> **What to do**
Retype the records that come next, word for word.

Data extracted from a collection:
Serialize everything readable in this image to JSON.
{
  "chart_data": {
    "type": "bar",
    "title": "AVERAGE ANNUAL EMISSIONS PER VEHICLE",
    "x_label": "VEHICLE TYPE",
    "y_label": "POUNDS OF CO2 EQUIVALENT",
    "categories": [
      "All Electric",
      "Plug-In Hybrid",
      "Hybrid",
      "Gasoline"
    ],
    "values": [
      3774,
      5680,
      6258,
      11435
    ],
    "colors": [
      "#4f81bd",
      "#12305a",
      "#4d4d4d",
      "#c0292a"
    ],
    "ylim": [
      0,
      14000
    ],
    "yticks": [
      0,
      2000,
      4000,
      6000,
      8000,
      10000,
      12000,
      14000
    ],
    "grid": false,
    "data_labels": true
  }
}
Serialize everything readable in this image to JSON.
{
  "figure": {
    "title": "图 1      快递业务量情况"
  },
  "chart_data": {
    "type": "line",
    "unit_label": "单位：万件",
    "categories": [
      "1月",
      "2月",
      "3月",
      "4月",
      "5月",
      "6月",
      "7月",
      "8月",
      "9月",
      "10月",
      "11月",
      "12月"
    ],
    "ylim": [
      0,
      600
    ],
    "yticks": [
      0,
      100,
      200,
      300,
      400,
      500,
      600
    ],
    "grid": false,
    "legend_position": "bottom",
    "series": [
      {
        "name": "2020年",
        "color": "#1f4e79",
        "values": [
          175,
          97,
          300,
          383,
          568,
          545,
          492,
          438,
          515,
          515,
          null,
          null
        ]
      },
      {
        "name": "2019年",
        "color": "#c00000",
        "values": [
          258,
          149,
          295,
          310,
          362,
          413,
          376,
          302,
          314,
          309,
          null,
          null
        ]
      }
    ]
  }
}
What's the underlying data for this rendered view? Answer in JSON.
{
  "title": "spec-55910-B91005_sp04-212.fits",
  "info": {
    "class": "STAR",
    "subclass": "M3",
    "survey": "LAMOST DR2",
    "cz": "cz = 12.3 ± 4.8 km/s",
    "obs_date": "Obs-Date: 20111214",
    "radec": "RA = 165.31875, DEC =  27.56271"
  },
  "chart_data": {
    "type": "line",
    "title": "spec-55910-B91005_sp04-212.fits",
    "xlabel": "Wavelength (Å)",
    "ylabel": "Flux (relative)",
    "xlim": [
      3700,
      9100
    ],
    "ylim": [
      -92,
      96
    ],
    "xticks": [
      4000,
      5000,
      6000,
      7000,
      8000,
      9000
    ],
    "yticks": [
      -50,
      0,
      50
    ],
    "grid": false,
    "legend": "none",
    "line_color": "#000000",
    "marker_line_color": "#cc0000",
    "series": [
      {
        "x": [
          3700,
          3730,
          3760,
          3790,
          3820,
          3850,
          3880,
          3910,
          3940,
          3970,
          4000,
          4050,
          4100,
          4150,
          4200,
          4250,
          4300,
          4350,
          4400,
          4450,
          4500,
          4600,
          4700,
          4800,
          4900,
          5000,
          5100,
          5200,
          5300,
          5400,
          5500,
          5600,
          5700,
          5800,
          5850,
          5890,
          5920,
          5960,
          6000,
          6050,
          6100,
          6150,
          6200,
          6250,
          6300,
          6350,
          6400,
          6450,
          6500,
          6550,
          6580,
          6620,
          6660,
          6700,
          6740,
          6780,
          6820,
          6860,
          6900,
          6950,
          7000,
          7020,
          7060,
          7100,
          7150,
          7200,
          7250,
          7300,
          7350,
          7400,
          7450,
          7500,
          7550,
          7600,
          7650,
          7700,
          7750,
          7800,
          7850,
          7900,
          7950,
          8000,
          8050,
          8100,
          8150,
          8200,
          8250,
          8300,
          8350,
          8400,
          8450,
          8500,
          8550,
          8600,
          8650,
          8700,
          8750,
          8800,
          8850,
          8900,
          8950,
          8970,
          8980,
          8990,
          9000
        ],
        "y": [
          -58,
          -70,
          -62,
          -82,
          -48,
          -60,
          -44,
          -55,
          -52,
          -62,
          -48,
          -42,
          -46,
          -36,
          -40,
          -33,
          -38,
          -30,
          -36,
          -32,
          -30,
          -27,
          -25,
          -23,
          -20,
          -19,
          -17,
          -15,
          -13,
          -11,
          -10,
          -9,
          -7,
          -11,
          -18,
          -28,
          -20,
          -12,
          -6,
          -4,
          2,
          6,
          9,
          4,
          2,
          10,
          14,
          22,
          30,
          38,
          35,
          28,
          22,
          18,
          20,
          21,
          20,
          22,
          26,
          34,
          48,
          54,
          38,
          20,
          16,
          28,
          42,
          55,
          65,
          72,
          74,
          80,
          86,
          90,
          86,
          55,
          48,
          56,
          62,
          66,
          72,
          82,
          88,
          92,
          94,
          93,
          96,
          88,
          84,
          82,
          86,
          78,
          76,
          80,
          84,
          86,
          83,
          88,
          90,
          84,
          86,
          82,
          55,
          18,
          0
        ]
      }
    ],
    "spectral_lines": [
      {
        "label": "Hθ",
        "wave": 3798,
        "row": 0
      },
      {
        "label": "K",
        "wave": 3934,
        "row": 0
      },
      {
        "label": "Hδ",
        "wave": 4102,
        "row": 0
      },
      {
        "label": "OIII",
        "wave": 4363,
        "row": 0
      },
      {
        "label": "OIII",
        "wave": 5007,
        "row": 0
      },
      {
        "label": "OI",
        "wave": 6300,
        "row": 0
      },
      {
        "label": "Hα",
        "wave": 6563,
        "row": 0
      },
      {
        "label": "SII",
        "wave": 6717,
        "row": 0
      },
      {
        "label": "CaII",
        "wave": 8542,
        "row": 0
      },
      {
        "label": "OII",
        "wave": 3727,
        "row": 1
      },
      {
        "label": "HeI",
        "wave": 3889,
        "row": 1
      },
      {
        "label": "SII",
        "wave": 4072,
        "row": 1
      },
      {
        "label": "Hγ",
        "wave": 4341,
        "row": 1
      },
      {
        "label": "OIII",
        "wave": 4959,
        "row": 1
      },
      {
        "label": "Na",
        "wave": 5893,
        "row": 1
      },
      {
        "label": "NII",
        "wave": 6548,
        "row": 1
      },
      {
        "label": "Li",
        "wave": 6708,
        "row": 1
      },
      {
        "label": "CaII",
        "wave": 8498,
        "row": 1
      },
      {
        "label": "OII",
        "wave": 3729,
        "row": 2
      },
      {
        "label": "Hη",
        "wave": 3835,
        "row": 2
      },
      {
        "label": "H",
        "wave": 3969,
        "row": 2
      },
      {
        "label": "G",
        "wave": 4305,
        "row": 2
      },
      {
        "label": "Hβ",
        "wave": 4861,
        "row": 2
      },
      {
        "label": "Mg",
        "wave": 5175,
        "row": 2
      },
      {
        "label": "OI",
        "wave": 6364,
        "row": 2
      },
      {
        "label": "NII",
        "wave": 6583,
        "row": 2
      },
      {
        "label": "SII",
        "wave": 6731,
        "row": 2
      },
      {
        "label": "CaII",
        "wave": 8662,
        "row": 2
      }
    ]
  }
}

> **Reply to the task**
Serialize everything readable in this image to JSON.
{
  "chart_data": {
    "type": "bar",
    "title": "AVERAGE ANNUAL EMISSIONS PER VEHICLE",
    "x_label": "VEHICLE TYPE",
    "y_label": "POUNDS OF CO2 EQUIVALENT",
    "categories": [
      "All Electric",
      "Plug-In Hybrid",
      "Hybrid",
      "Gasoline"
    ],
    "values": [
      3774,
      5680,
      6258,
      11435
    ],
    "colors": [
      "#4f81bd",
      "#12305a",
      "#4d4d4d",
      "#c0292a"
    ],
    "ylim": [
      0,
      14000
    ],
    "yticks": [
      0,
      2000,
      4000,
      6000,
      8000,
      10000,
      12000,
      14000
    ],
    "grid": false,
    "data_labels": true
  }
}
Serialize everything readable in this image to JSON.
{
  "figure": {
    "title": "图 1      快递业务量情况"
  },
  "chart_data": {
    "type": "line",
    "unit_label": "单位：万件",
    "categories": [
      "1月",
      "2月",
      "3月",
      "4月",
      "5月",
      "6月",
      "7月",
      "8月",
      "9月",
      "10月",
      "11月",
      "12月"
    ],
    "ylim": [
      0,
      600
    ],
    "yticks": [
      0,
      100,
      200,
      300,
      400,
      500,
      600
    ],
    "grid": false,
    "legend_position": "bottom",
    "series": [
      {
        "name": "2020年",
        "color": "#1f4e79",
        "values": [
          175,
          97,
          300,
          383,
          568,
          545,
          492,
          438,
          515,
          515,
          null,
          null
        ]
      },
      {
        "name": "2019年",
        "color": "#c00000",
        "values": [
          258,
          149,
          295,
          310,
          362,
          413,
          376,
          302,
          314,
          309,
          null,
          null
        ]
      }
    ]
  }
}
What's the underlying data for this rendered view? Answer in JSON.
{
  "title": "spec-55910-B91005_sp04-212.fits",
  "info": {
    "class": "STAR",
    "subclass": "M3",
    "survey": "LAMOST DR2",
    "cz": "cz = 12.3 ± 4.8 km/s",
    "obs_date": "Obs-Date: 20111214",
    "radec": "RA = 165.31875, DEC =  27.56271"
  },
  "chart_data": {
    "type": "line",
    "title": "spec-55910-B91005_sp04-212.fits",
    "xlabel": "Wavelength (Å)",
    "ylabel": "Flux (relative)",
    "xlim": [
      3700,
      9100
    ],
    "ylim": [
      -92,
      96
    ],
    "xticks": [
      4000,
      5000,
      6000,
      7000,
      8000,
      9000
    ],
    "yticks": [
      -50,
      0,
      50
    ],
    "grid": false,
    "legend": "none",
    "line_color": "#000000",
    "marker_line_color": "#cc0000",
    "series": [
      {
        "x": [
          3700,
          3730,
          3760,
          3790,
          3820,
          3850,
          3880,
          3910,
          3940,
          3970,
          4000,
          4050,
          4100,
          4150,
          4200,
          4250,
          4300,
          4350,
          4400,
          4450,
          4500,
          4600,
          4700,
          4800,
          4900,
          5000,
          5100,
          5200,
          5300,
          5400,
          5500,
          5600,
          5700,
          5800,
          5850,
          5890,
          5920,
          5960,
          6000,
          6050,
          6100,
          6150,
          6200,
          6250,
          6300,
          6350,
          6400,
          6450,
          6500,
          6550,
          6580,
          6620,
          6660,
          6700,
          6740,
          6780,
          6820,
          6860,
          6900,
          6950,
          7000,
          7020,
          7060,
          7100,
          7150,
          7200,
          7250,
          7300,
          7350,
          7400,
          7450,
          7500,
          7550,
          7600,
          7650,
          7700,
          7750,
          7800,
          7850,
          7900,
          7950,
          8000,
          8050,
          8100,
          8150,
          8200,
          8250,
          8300,
          8350,
          8400,
          8450,
          8500,
          8550,
          8600,
          8650,
          8700,
          8750,
          8800,
          8850,
          8900,
          8950,
          8970,
          8980,
          8990,
          9000
        ],
        "y": [
          -58,
          -70,
          -62,
          -82,
          -48,
          -60,
          -44,
          -55,
          -52,
          -62,
          -48,
          -42,
          -46,
          -36,
          -40,
          -33,
          -38,
          -30,
          -36,
          -32,
          -30,
          -27,
          -25,
          -23,
          -20,
          -19,
          -17,
          -15,
          -13,
          -11,
          -10,
          -9,
          -7,
          -11,
          -18,
          -28,
          -20,
          -12,
          -6,
          -4,
          2,
          6,
          9,
          4,
          2,
          10,
          14,
          22,
          30,
          38,
          35,
          28,
          22,
          18,
          20,
          21,
          20,
          22,
          26,
          34,
          48,
          54,
          38,
          20,
          16,
          28,
          42,
          55,
          65,
          72,
          74,
          80,
          86,
          90,
          86,
          55,
          48,
          56,
          62,
          66,
          72,
          82,
          88,
          92,
          94,
          93,
          96,
          88,
          84,
          82,
          86,
          78,
          76,
          80,
          84,
          86,
          83,
          88,
          90,
          84,
          86,
          82,
          55,
          18,
          0
        ]
      }
    ],
    "spectral_lines": [
      {
        "label": "Hθ",
        "wave": 3798,
        "row": 0
      },
      {
        "label": "K",
        "wave": 3934,
        "row": 0
      },
      {
        "label": "Hδ",
        "wave": 4102,
        "row": 0
      },
      {
        "label": "OIII",
        "wave": 4363,
        "row": 0
      },
      {
        "label": "OIII",
        "wave": 5007,
        "row": 0
      },
      {
        "label": "OI",
        "wave": 6300,
        "row": 0
      },
      {
        "label": "Hα",
        "wave": 6563,
        "row": 0
      },
      {
        "label": "SII",
        "wave": 6717,
        "row": 0
      },
      {
        "label": "CaII",
        "wave": 8542,
        "row": 0
      },
      {
        "label": "OII",
        "wave": 3727,
        "row": 1
      },
      {
        "label": "HeI",
        "wave": 3889,
        "row": 1
      },
      {
        "label": "SII",
        "wave": 4072,
        "row": 1
      },
      {
        "label": "Hγ",
        "wave": 4341,
        "row": 1
      },
      {
        "label": "OIII",
        "wave": 4959,
        "row": 1
      },
      {
        "label": "Na",
        "wave": 5893,
        "row": 1
      },
      {
        "label": "NII",
        "wave": 6548,
        "row": 1
      },
      {
        "label": "Li",
        "wave": 6708,
        "row": 1
      },
      {
        "label": "CaII",
        "wave": 8498,
        "row": 1
      },
      {
        "label": "OII",
        "wave": 3729,
        "row": 2
      },
      {
        "label": "Hη",
        "wave": 3835,
        "row": 2
      },
      {
        "label": "H",
        "wave": 3969,
        "row": 2
      },
      {
        "label": "G",
        "wave": 4305,
        "row": 2
      },
      {
        "label": "Hβ",
        "wave": 4861,
        "row": 2
      },
      {
        "label": "Mg",
        "wave": 5175,
        "row": 2
      },
      {
        "label": "OI",
        "wave": 6364,
        "row": 2
      },
      {
        "label": "NII",
        "wave": 6583,
        "row": 2
      },
      {
        "label": "SII",
        "wave": 6731,
        "row": 2
      },
      {
        "label": "CaII",
        "wave": 8662,
        "row": 2
      }
    ]
  }
}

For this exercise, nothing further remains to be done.